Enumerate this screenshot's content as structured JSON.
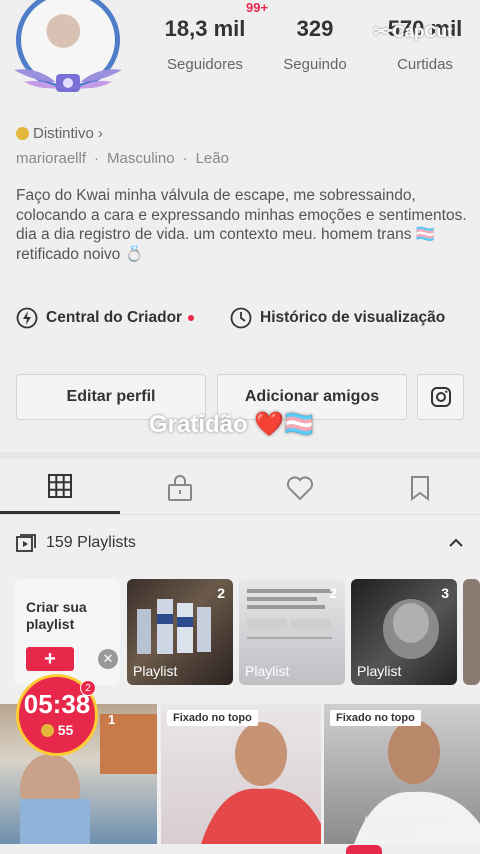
{
  "header": {
    "notification_badge": "99+",
    "watermark": "CapCut",
    "stats": [
      {
        "value": "18,3 mil",
        "label": "Seguidores"
      },
      {
        "value": "329",
        "label": "Seguindo"
      },
      {
        "value": "570 mil",
        "label": "Curtidas"
      }
    ]
  },
  "profile": {
    "badge_label": "Distintivo",
    "username": "marioraellf",
    "gender": "Masculino",
    "sign": "Leão",
    "bio": "Faço do Kwai  minha válvula de escape, me sobressaindo, colocando a cara e expressando minhas emoções e sentimentos.\ndia a dia registro de vida. um contexto meu. homem trans 🏳️‍⚧️ retificado noivo 💍"
  },
  "links": {
    "creator_center": "Central do Criador",
    "history": "Histórico de visualização"
  },
  "buttons": {
    "edit_profile": "Editar perfil",
    "add_friends": "Adicionar amigos"
  },
  "overlay_text": "Gratidão ❤️🏳️‍⚧️",
  "tabs": [
    "grid-icon",
    "lock-icon",
    "heart-icon",
    "bookmark-icon"
  ],
  "playlists": {
    "title": "159 Playlists",
    "create_label": "Criar sua playlist",
    "items": [
      {
        "count": "2",
        "label": "Playlist"
      },
      {
        "count": "2",
        "label": "Playlist"
      },
      {
        "count": "3",
        "label": "Playlist"
      }
    ]
  },
  "videos": {
    "pinned_label": "Fixado no topo",
    "caption": "Um brinde a sua resistência,",
    "first_count": "1"
  },
  "timer": {
    "time": "05:38",
    "coins": "55",
    "badge": "2"
  },
  "colors": {
    "accent": "#e8284a",
    "ring": "#4f7dc9"
  }
}
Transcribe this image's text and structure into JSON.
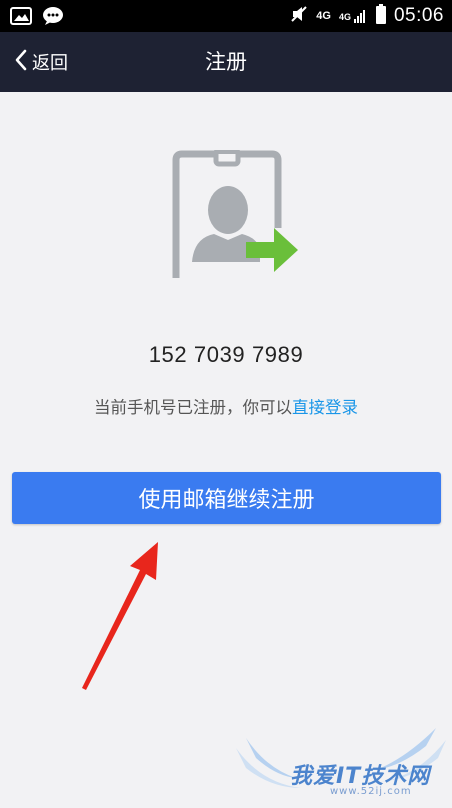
{
  "status_bar": {
    "time": "05:06",
    "network_1": "4G",
    "network_2": "4G",
    "icons": [
      "gallery-icon",
      "chat-bubble-icon",
      "mute-icon",
      "signal-icon",
      "battery-icon"
    ]
  },
  "header": {
    "back_label": "返回",
    "title": "注册"
  },
  "main": {
    "phone_number": "152 7039 7989",
    "hint_prefix": "当前手机号已注册，你可以",
    "hint_link": "直接登录",
    "continue_button": "使用邮箱继续注册"
  },
  "watermark": {
    "text": "我爱IT技术网",
    "url": "www.52ij.com"
  },
  "colors": {
    "header_bg": "#1e2233",
    "page_bg": "#f2f2f4",
    "primary_button": "#3a7bf0",
    "link": "#1a96e8",
    "illustration_gray": "#a9adb2",
    "illustration_green": "#6abf3a",
    "annotation_arrow": "#e8261c"
  }
}
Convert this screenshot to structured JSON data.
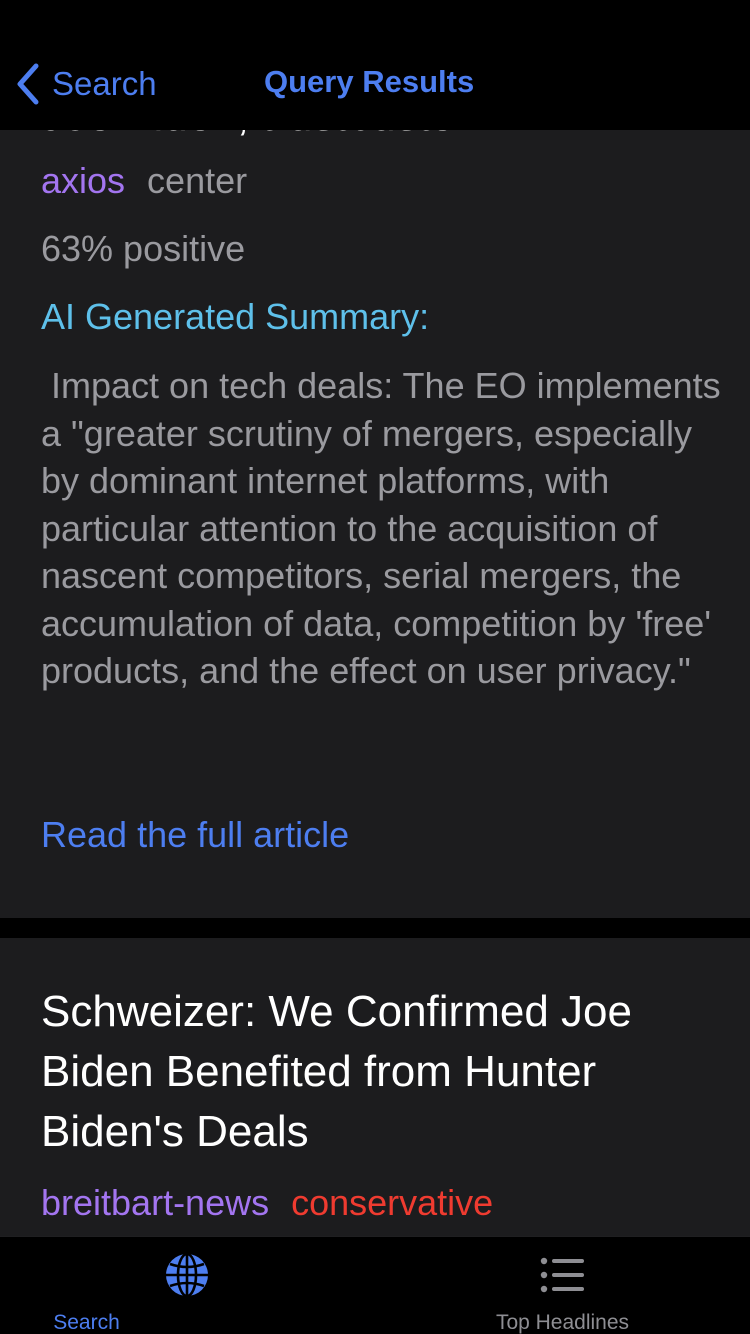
{
  "nav": {
    "back_label": "Search",
    "title": "Query Results"
  },
  "articles": [
    {
      "title": "Joe Biden, trustbuster",
      "source": "axios",
      "bias": "center",
      "sentiment": "63% positive",
      "summary_label": "AI Generated Summary:",
      "summary": " Impact on tech deals: The EO implements a \"greater scrutiny of mergers, especially by dominant internet platforms, with particular attention to the acquisition of nascent competitors, serial mergers, the accumulation of data, competition by 'free' products, and the effect on user privacy.\"",
      "link_label": "Read the full article"
    },
    {
      "title": "Schweizer: We Confirmed Joe Biden Benefited from Hunter Biden's Deals",
      "source": "breitbart-news",
      "bias": "conservative"
    }
  ],
  "tabbar": {
    "tabs": [
      {
        "label": "Search",
        "icon": "globe-icon",
        "selected": true
      },
      {
        "label": "Top Headlines",
        "icon": "list-icon",
        "selected": false
      }
    ]
  },
  "colors": {
    "accent": "#4d7ef0",
    "source": "#a375f0",
    "summary_label": "#5ec0ea",
    "conservative": "#ef3b30",
    "secondary_text": "#9a9a9f",
    "card_background": "#1c1c1e"
  }
}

--- WORK TO DO ---
Output every entry verbatim. Pictures do not belong in the copy.

--- REPLY ---
Enumerate this screenshot's content as structured JSON.
{
  "header": {
    "notification_badge": "99+",
    "watermark": "CapCut",
    "stats": [
      {
        "value": "18,3 mil",
        "label": "Seguidores"
      },
      {
        "value": "329",
        "label": "Seguindo"
      },
      {
        "value": "570 mil",
        "label": "Curtidas"
      }
    ]
  },
  "profile": {
    "badge_label": "Distintivo",
    "username": "marioraellf",
    "gender": "Masculino",
    "sign": "Leão",
    "bio": "Faço do Kwai  minha válvula de escape, me sobressaindo, colocando a cara e expressando minhas emoções e sentimentos.\ndia a dia registro de vida. um contexto meu. homem trans 🏳️‍⚧️ retificado noivo 💍"
  },
  "links": {
    "creator_center": "Central do Criador",
    "history": "Histórico de visualização"
  },
  "buttons": {
    "edit_profile": "Editar perfil",
    "add_friends": "Adicionar amigos"
  },
  "overlay_text": "Gratidão ❤️🏳️‍⚧️",
  "tabs": [
    "grid-icon",
    "lock-icon",
    "heart-icon",
    "bookmark-icon"
  ],
  "playlists": {
    "title": "159 Playlists",
    "create_label": "Criar sua playlist",
    "items": [
      {
        "count": "2",
        "label": "Playlist"
      },
      {
        "count": "2",
        "label": "Playlist"
      },
      {
        "count": "3",
        "label": "Playlist"
      }
    ]
  },
  "videos": {
    "pinned_label": "Fixado no topo",
    "caption": "Um brinde a sua resistência,",
    "first_count": "1"
  },
  "timer": {
    "time": "05:38",
    "coins": "55",
    "badge": "2"
  },
  "colors": {
    "accent": "#e8284a",
    "ring": "#4f7dc9"
  }
}
Transcribe this image's text and structure into JSON.
{
  "status_bar": {
    "time": "05:06",
    "network_1": "4G",
    "network_2": "4G",
    "icons": [
      "gallery-icon",
      "chat-bubble-icon",
      "mute-icon",
      "signal-icon",
      "battery-icon"
    ]
  },
  "header": {
    "back_label": "返回",
    "title": "注册"
  },
  "main": {
    "phone_number": "152 7039 7989",
    "hint_prefix": "当前手机号已注册，你可以",
    "hint_link": "直接登录",
    "continue_button": "使用邮箱继续注册"
  },
  "watermark": {
    "text": "我爱IT技术网",
    "url": "www.52ij.com"
  },
  "colors": {
    "header_bg": "#1e2233",
    "page_bg": "#f2f2f4",
    "primary_button": "#3a7bf0",
    "link": "#1a96e8",
    "illustration_gray": "#a9adb2",
    "illustration_green": "#6abf3a",
    "annotation_arrow": "#e8261c"
  }
}
Convert this screenshot to structured JSON data.
{
  "nav": {
    "back_label": "Search",
    "title": "Query Results"
  },
  "articles": [
    {
      "title": "Joe Biden, trustbuster",
      "source": "axios",
      "bias": "center",
      "sentiment": "63% positive",
      "summary_label": "AI Generated Summary:",
      "summary": " Impact on tech deals: The EO implements a \"greater scrutiny of mergers, especially by dominant internet platforms, with particular attention to the acquisition of nascent competitors, serial mergers, the accumulation of data, competition by 'free' products, and the effect on user privacy.\"",
      "link_label": "Read the full article"
    },
    {
      "title": "Schweizer: We Confirmed Joe Biden Benefited from Hunter Biden's Deals",
      "source": "breitbart-news",
      "bias": "conservative"
    }
  ],
  "tabbar": {
    "tabs": [
      {
        "label": "Search",
        "icon": "globe-icon",
        "selected": true
      },
      {
        "label": "Top Headlines",
        "icon": "list-icon",
        "selected": false
      }
    ]
  },
  "colors": {
    "accent": "#4d7ef0",
    "source": "#a375f0",
    "summary_label": "#5ec0ea",
    "conservative": "#ef3b30",
    "secondary_text": "#9a9a9f",
    "card_background": "#1c1c1e"
  }
}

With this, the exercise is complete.